start
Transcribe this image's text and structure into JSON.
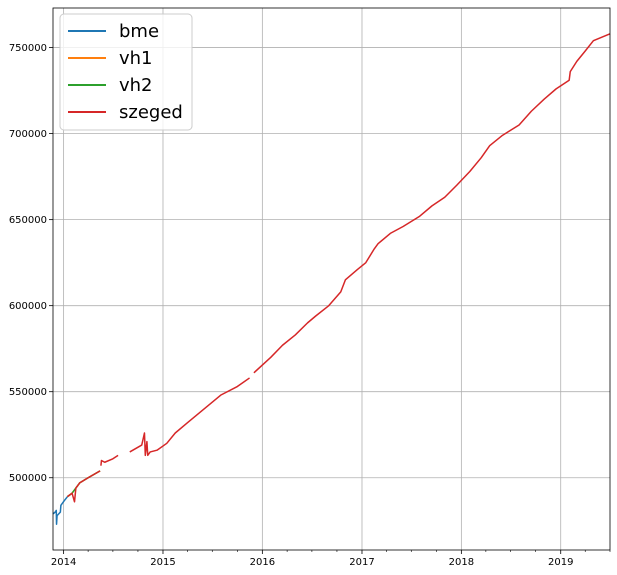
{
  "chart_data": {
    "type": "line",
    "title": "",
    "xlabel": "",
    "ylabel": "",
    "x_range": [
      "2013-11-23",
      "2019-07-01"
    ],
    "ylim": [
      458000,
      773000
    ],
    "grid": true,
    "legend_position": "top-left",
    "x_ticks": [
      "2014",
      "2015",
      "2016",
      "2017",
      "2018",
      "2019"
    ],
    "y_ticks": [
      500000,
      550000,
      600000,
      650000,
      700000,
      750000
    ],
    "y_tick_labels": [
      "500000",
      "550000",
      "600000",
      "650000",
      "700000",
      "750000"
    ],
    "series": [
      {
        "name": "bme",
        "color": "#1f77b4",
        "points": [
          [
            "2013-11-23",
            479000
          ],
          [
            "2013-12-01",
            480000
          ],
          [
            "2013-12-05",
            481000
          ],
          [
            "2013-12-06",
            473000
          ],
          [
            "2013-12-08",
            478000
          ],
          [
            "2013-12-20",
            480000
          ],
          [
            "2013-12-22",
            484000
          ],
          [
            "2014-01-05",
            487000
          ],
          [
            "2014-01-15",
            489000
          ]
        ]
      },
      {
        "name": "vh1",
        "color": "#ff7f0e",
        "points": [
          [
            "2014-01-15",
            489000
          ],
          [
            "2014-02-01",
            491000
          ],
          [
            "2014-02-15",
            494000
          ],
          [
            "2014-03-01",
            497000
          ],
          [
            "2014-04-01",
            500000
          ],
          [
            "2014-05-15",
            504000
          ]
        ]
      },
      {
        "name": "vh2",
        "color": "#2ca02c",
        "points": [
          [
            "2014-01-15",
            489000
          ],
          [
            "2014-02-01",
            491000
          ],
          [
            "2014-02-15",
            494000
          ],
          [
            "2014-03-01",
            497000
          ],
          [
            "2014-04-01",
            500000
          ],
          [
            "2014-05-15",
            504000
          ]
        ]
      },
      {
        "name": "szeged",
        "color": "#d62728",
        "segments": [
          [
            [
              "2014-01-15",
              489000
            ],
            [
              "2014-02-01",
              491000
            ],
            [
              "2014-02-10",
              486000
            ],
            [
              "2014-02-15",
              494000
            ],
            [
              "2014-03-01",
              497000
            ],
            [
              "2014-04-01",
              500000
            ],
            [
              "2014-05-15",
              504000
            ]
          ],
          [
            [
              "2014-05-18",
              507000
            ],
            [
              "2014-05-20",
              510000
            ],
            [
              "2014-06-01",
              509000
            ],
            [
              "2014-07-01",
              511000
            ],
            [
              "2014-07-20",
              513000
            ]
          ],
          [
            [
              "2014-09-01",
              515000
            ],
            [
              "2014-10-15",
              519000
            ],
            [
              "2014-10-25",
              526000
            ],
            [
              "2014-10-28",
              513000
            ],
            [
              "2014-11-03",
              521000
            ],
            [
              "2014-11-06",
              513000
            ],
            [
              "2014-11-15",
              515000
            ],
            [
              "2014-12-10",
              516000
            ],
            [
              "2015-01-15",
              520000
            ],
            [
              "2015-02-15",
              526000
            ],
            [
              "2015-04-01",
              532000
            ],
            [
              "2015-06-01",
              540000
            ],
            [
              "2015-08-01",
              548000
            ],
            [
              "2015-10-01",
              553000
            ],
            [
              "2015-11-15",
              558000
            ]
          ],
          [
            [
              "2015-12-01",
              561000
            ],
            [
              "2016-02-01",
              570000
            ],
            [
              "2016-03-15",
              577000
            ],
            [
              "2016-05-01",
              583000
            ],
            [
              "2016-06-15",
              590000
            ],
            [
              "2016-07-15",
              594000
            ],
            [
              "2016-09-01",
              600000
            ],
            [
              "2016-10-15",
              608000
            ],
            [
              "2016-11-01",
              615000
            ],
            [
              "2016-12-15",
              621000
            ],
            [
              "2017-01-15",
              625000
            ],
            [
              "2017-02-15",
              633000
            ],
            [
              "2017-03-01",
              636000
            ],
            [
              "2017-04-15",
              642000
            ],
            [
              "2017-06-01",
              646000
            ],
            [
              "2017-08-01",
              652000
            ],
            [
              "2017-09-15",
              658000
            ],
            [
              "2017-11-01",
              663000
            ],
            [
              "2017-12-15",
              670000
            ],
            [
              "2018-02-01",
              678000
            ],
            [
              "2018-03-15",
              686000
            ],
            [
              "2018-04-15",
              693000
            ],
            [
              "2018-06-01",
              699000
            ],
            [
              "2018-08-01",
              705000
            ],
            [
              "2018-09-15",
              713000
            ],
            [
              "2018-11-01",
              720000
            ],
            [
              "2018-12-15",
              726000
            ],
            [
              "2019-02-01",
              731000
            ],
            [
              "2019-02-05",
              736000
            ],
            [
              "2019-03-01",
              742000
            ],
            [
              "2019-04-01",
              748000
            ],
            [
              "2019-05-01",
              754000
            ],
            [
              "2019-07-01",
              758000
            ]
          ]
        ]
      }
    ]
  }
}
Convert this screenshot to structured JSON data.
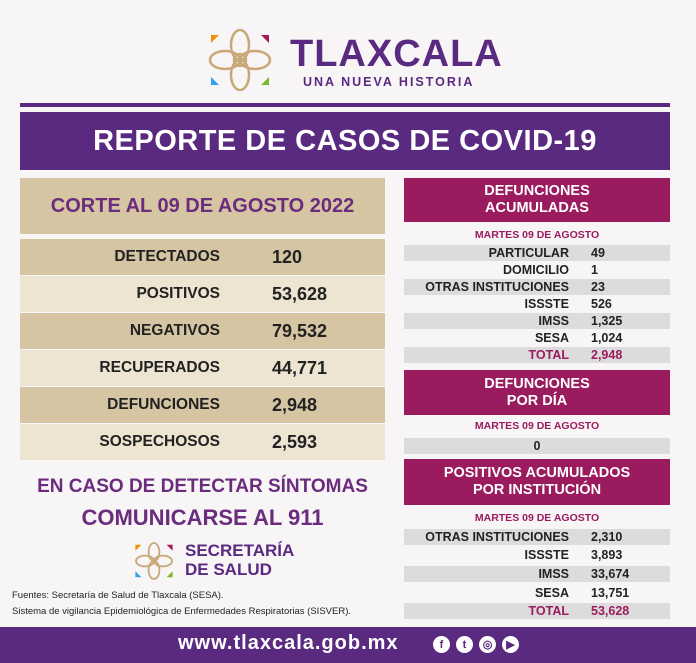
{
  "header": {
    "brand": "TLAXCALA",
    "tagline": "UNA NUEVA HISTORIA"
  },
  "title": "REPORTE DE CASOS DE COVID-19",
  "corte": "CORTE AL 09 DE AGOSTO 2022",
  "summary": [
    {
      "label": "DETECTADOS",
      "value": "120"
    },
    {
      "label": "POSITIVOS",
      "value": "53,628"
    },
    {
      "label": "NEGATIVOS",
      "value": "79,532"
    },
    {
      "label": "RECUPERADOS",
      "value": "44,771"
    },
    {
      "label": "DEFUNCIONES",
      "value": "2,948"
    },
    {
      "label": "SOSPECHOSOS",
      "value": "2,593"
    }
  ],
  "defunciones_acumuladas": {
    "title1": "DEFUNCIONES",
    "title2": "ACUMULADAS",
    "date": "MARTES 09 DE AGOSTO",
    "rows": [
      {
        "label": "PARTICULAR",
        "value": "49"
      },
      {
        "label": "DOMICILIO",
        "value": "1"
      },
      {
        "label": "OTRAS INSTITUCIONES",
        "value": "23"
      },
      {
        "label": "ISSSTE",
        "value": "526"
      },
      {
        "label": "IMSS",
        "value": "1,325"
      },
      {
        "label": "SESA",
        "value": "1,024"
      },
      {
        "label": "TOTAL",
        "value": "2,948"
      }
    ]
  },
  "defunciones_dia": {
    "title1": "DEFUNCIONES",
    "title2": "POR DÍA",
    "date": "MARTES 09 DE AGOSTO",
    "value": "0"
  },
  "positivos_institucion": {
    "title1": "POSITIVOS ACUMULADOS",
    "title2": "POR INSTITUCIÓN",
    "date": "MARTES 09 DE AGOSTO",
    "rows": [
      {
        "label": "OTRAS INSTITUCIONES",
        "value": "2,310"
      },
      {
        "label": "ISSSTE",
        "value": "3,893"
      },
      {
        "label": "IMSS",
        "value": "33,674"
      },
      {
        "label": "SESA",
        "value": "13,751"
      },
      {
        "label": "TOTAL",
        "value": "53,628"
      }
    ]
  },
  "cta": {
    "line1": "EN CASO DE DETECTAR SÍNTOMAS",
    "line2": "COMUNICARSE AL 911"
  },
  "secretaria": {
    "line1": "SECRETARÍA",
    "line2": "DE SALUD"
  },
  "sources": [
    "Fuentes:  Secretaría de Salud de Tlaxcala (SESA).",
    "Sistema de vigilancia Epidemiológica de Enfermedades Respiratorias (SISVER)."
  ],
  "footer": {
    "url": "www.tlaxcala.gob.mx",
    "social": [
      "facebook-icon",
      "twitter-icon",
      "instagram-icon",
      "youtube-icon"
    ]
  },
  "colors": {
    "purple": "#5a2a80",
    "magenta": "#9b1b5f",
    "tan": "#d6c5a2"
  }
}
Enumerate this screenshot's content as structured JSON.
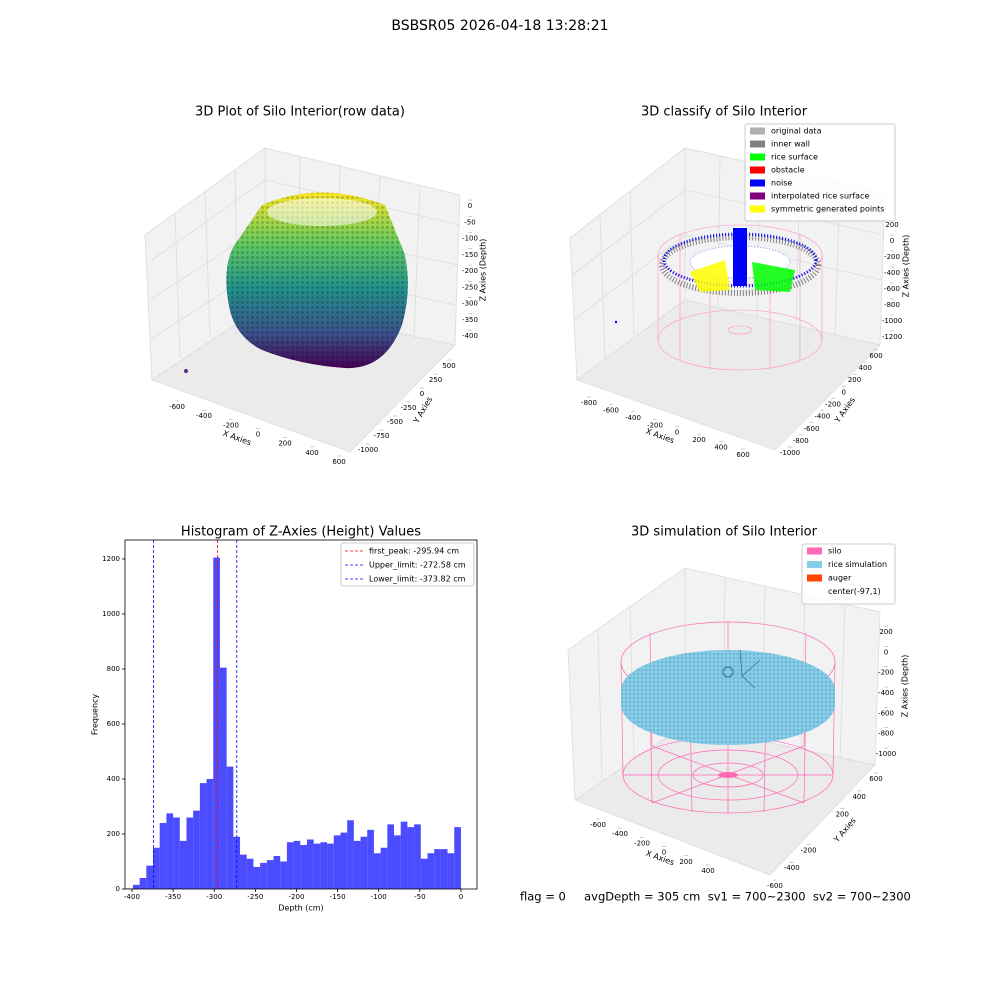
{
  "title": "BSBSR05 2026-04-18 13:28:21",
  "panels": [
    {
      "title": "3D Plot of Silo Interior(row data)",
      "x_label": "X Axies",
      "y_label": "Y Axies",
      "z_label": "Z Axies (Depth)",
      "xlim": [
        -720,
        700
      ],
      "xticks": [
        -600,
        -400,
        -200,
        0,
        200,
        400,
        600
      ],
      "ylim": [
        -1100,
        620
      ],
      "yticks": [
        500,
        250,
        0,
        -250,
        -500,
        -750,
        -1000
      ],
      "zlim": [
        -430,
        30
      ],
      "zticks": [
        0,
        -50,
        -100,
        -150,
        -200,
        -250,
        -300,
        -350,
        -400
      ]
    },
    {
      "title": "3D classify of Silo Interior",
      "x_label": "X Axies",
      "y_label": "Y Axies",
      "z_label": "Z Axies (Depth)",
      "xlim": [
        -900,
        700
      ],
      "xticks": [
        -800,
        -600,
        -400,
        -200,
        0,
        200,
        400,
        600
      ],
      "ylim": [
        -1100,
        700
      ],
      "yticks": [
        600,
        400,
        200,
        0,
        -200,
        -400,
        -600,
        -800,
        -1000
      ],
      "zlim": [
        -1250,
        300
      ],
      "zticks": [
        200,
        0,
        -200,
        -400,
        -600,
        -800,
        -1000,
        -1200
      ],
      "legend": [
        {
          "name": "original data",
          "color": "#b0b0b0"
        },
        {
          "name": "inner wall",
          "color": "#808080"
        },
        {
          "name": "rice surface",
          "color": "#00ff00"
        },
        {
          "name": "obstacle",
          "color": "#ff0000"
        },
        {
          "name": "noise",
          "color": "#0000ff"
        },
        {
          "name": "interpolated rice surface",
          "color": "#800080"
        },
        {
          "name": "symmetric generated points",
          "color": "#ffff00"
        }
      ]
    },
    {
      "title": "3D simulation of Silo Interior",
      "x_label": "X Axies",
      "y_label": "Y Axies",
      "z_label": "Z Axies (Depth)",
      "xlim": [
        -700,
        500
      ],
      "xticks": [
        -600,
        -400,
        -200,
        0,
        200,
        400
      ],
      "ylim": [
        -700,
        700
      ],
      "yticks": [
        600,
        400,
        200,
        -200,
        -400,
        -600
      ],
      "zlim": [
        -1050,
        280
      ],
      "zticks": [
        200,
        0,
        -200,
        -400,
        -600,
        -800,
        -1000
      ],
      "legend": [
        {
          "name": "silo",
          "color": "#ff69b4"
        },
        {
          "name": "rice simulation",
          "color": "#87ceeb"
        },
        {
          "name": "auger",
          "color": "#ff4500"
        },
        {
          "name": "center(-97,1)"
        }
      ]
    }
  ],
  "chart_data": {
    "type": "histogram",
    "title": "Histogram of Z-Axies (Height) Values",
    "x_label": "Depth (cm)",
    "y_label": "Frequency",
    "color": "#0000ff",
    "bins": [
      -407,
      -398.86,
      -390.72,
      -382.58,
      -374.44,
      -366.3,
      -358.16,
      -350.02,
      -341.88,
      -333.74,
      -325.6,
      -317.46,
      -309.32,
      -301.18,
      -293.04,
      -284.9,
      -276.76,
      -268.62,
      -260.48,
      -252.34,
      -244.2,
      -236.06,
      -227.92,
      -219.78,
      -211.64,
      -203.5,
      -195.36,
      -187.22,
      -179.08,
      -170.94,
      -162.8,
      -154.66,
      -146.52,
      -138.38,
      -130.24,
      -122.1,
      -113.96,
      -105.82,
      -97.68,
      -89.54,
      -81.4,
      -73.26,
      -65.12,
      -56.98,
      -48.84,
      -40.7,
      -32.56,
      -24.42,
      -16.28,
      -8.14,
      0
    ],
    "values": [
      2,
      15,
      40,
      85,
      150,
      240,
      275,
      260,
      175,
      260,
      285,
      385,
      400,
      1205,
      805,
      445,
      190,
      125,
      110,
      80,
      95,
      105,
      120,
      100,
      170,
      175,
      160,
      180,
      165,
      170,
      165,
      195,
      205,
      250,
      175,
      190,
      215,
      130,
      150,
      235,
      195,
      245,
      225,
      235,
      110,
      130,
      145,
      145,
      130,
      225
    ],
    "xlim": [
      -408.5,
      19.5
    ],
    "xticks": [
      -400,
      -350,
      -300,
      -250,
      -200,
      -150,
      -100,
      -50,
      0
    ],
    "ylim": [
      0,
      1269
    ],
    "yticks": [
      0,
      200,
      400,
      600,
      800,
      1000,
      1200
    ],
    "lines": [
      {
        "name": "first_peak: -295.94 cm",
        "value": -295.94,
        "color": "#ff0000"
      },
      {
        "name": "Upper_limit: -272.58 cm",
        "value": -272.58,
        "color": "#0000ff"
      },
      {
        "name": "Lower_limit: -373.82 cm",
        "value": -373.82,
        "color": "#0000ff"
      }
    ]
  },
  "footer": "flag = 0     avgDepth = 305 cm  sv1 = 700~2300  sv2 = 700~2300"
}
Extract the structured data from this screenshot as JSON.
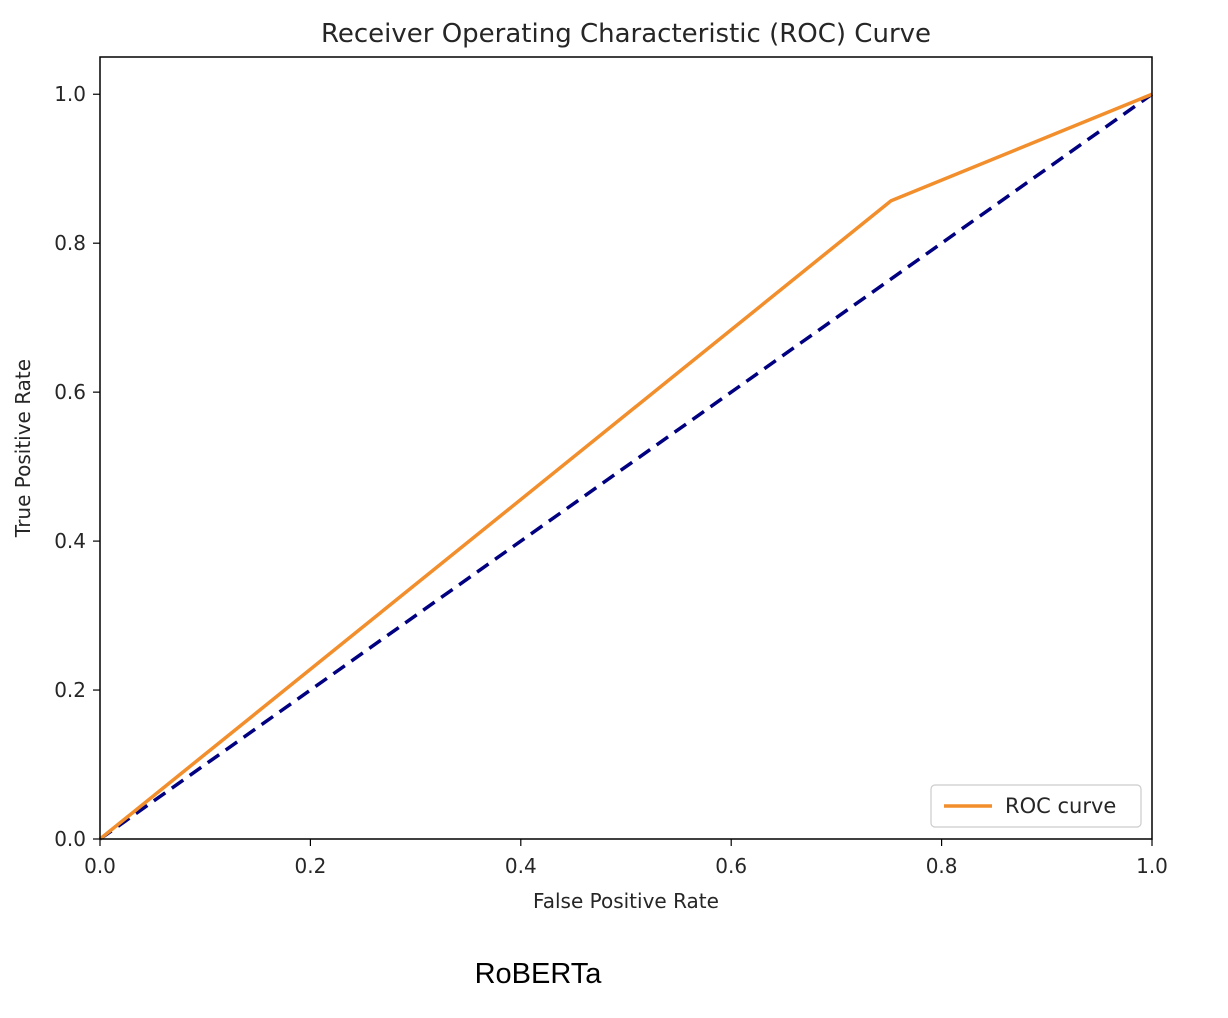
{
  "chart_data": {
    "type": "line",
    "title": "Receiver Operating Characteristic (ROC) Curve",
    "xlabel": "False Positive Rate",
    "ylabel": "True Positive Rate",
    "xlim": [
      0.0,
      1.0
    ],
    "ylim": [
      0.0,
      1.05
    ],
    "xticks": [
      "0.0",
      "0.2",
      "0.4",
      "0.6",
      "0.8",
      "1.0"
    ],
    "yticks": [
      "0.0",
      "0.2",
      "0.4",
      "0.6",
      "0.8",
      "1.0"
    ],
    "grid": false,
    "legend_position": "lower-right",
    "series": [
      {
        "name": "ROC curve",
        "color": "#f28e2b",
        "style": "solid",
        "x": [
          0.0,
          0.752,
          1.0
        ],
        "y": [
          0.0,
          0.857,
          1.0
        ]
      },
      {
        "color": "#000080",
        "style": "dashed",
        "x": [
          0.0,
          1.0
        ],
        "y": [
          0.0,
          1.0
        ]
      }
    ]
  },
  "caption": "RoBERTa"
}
end
### Exercise brief
Determine how many lines of this listing contain "icon", and give only the number.

### Expected answer
4